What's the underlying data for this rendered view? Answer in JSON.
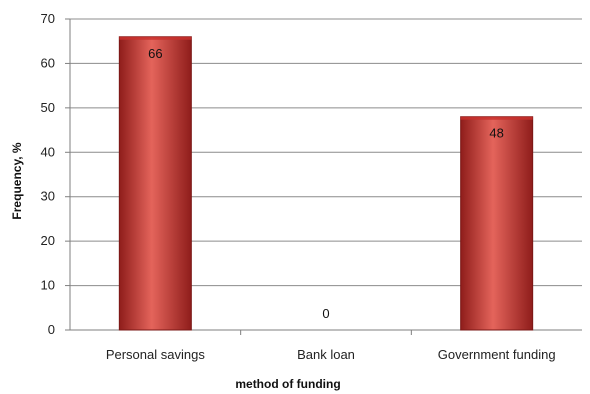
{
  "chart_data": {
    "type": "bar",
    "categories": [
      "Personal savings",
      "Bank loan",
      "Government funding"
    ],
    "values": [
      66,
      0,
      48
    ],
    "data_labels": [
      "66",
      "0",
      "48"
    ],
    "title": "",
    "xlabel": "method of funding",
    "ylabel": "Frequency, %",
    "ylim": [
      0,
      70
    ],
    "yticks": [
      0,
      10,
      20,
      30,
      40,
      50,
      60,
      70
    ],
    "grid": true,
    "legend": "none",
    "colors": {
      "bar_fill": "#c9302c",
      "bar_highlight": "#e4645b",
      "bar_shadow": "#8f1d1b",
      "bar_stroke": "#7a1715",
      "grid": "#8c8c8c",
      "axis": "#7f7f7f"
    }
  }
}
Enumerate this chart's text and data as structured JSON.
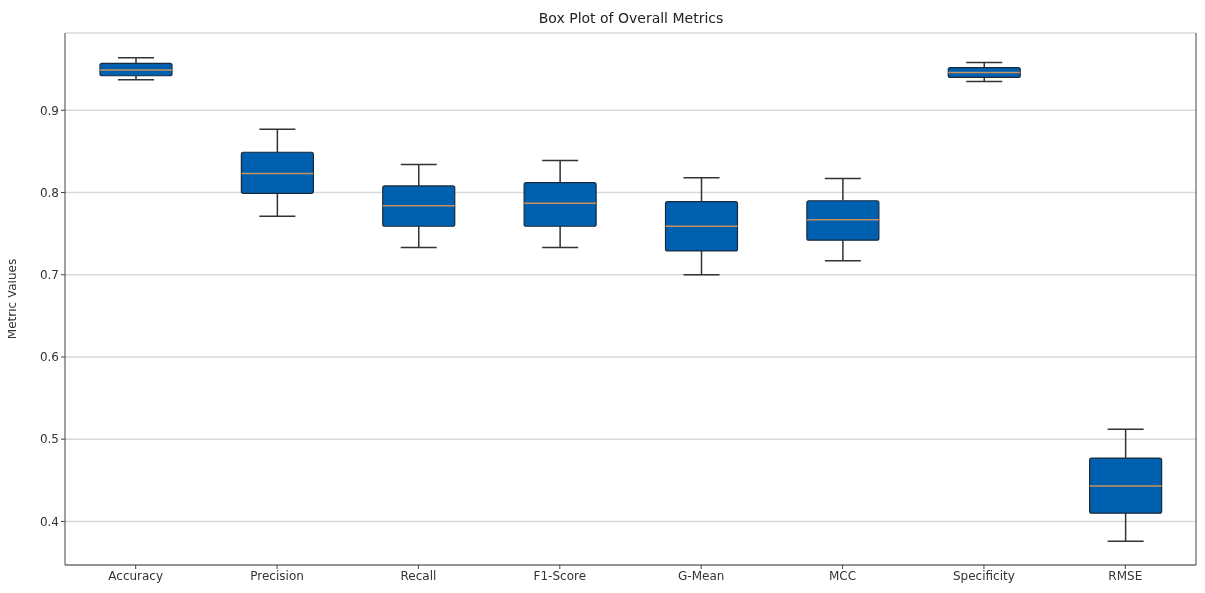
——
The problem => Transcribe the material exactly, keeping every word and none of the pictures.

Correct result =>
What's the underlying data for this rendered view? Answer in JSON.
{
  "chart_data": {
    "type": "bar",
    "categories": [
      "Personal savings",
      "Bank loan",
      "Government funding"
    ],
    "values": [
      66,
      0,
      48
    ],
    "data_labels": [
      "66",
      "0",
      "48"
    ],
    "title": "",
    "xlabel": "method of funding",
    "ylabel": "Frequency, %",
    "ylim": [
      0,
      70
    ],
    "yticks": [
      0,
      10,
      20,
      30,
      40,
      50,
      60,
      70
    ],
    "grid": true,
    "legend": "none",
    "colors": {
      "bar_fill": "#c9302c",
      "bar_highlight": "#e4645b",
      "bar_shadow": "#8f1d1b",
      "bar_stroke": "#7a1715",
      "grid": "#8c8c8c",
      "axis": "#7f7f7f"
    }
  }
}
Enumerate this chart's text and data as structured JSON.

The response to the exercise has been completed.